→ **TASK INSTRUCTIONS**: Write out every line of the material as it stands, apart from the pictures.

→ **ITEMS**:
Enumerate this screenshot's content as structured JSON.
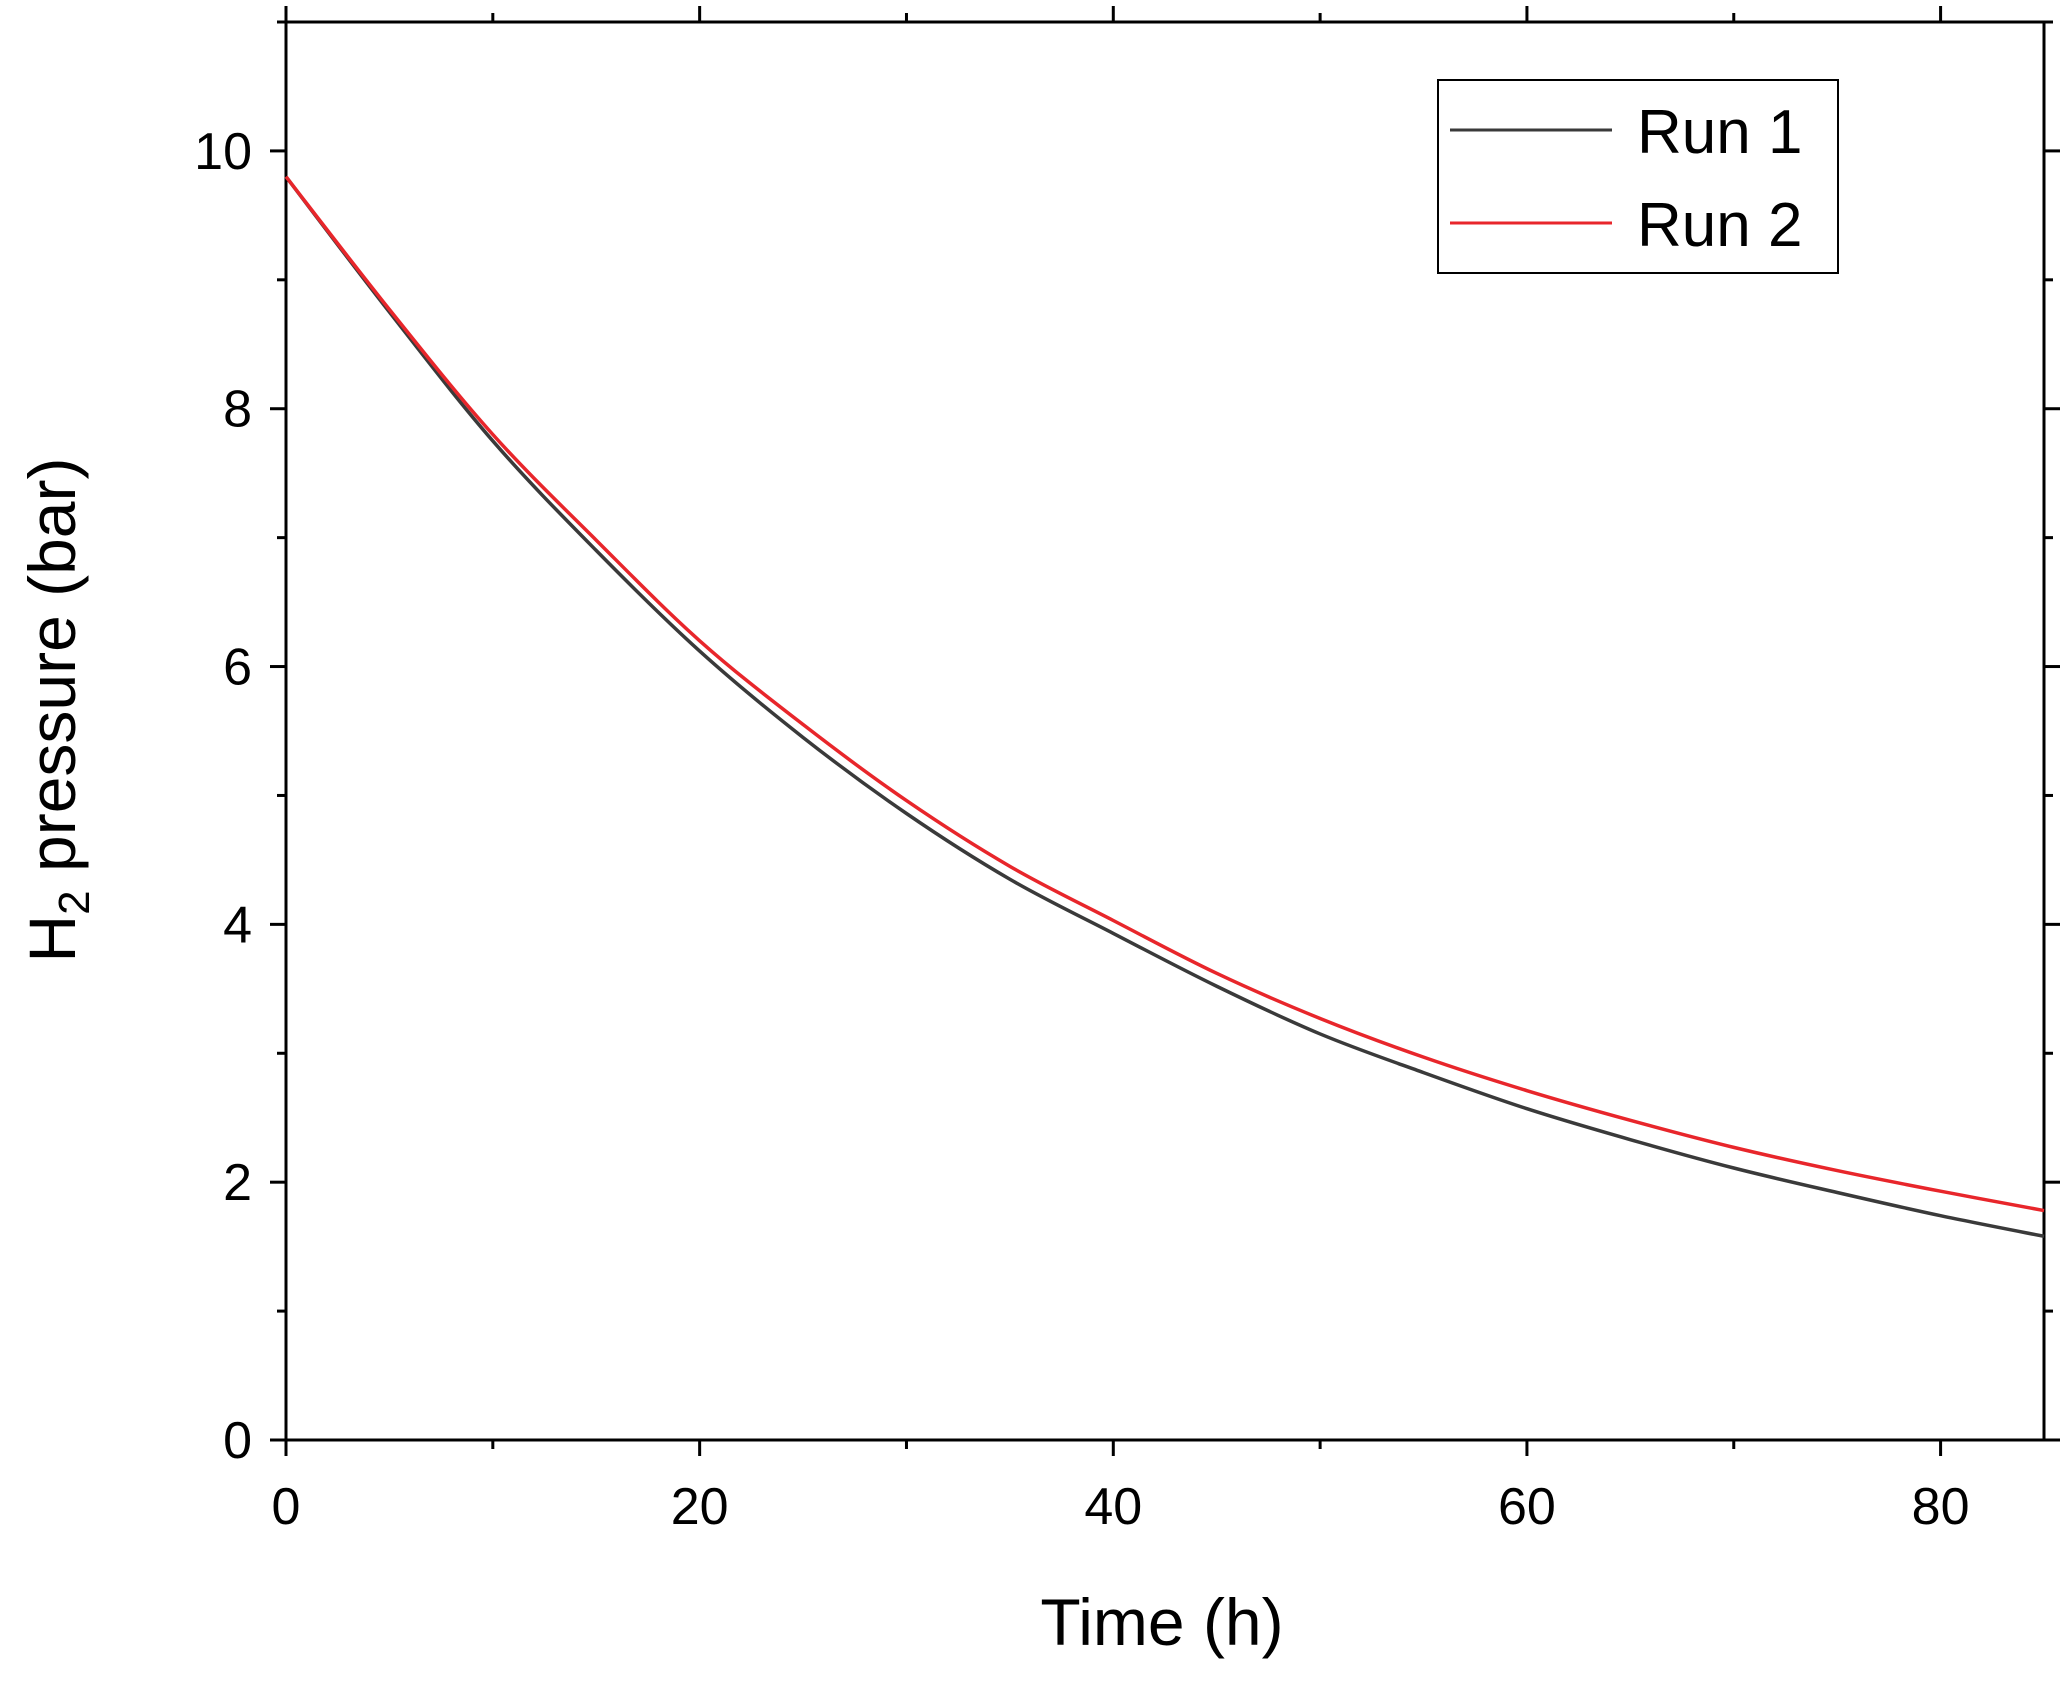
{
  "chart_data": {
    "type": "line",
    "xlabel": "Time (h)",
    "ylabel_main": "H",
    "ylabel_sub": "2",
    "ylabel_rest": " pressure (bar)",
    "xlim": [
      0,
      85
    ],
    "ylim": [
      0,
      11
    ],
    "x_ticks": [
      0,
      20,
      40,
      60,
      80
    ],
    "y_ticks": [
      0,
      2,
      4,
      6,
      8,
      10
    ],
    "x_minor_step": 10,
    "y_minor_step": 1,
    "grid": false,
    "legend_position": "top-right",
    "x": [
      0,
      5,
      10,
      15,
      20,
      25,
      30,
      35,
      40,
      45,
      50,
      55,
      60,
      65,
      70,
      75,
      80,
      85
    ],
    "series": [
      {
        "name": "Run 1",
        "color": "#3a3a3a",
        "values": [
          9.8,
          8.75,
          7.75,
          6.9,
          6.12,
          5.45,
          4.86,
          4.35,
          3.93,
          3.52,
          3.15,
          2.85,
          2.57,
          2.33,
          2.11,
          1.92,
          1.74,
          1.58
        ]
      },
      {
        "name": "Run 2",
        "color": "#e8262b",
        "values": [
          9.8,
          8.77,
          7.8,
          6.98,
          6.2,
          5.55,
          4.96,
          4.45,
          4.03,
          3.62,
          3.27,
          2.97,
          2.71,
          2.48,
          2.27,
          2.09,
          1.93,
          1.78
        ]
      }
    ]
  }
}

→ **TASK RESULT**:
Enumerate this screenshot's content as structured JSON.
{
  "chart_data": {
    "type": "line",
    "xlabel": "Time (h)",
    "ylabel_main": "H",
    "ylabel_sub": "2",
    "ylabel_rest": " pressure (bar)",
    "xlim": [
      0,
      85
    ],
    "ylim": [
      0,
      11
    ],
    "x_ticks": [
      0,
      20,
      40,
      60,
      80
    ],
    "y_ticks": [
      0,
      2,
      4,
      6,
      8,
      10
    ],
    "x_minor_step": 10,
    "y_minor_step": 1,
    "grid": false,
    "legend_position": "top-right",
    "x": [
      0,
      5,
      10,
      15,
      20,
      25,
      30,
      35,
      40,
      45,
      50,
      55,
      60,
      65,
      70,
      75,
      80,
      85
    ],
    "series": [
      {
        "name": "Run 1",
        "color": "#3a3a3a",
        "values": [
          9.8,
          8.75,
          7.75,
          6.9,
          6.12,
          5.45,
          4.86,
          4.35,
          3.93,
          3.52,
          3.15,
          2.85,
          2.57,
          2.33,
          2.11,
          1.92,
          1.74,
          1.58
        ]
      },
      {
        "name": "Run 2",
        "color": "#e8262b",
        "values": [
          9.8,
          8.77,
          7.8,
          6.98,
          6.2,
          5.55,
          4.96,
          4.45,
          4.03,
          3.62,
          3.27,
          2.97,
          2.71,
          2.48,
          2.27,
          2.09,
          1.93,
          1.78
        ]
      }
    ]
  }
}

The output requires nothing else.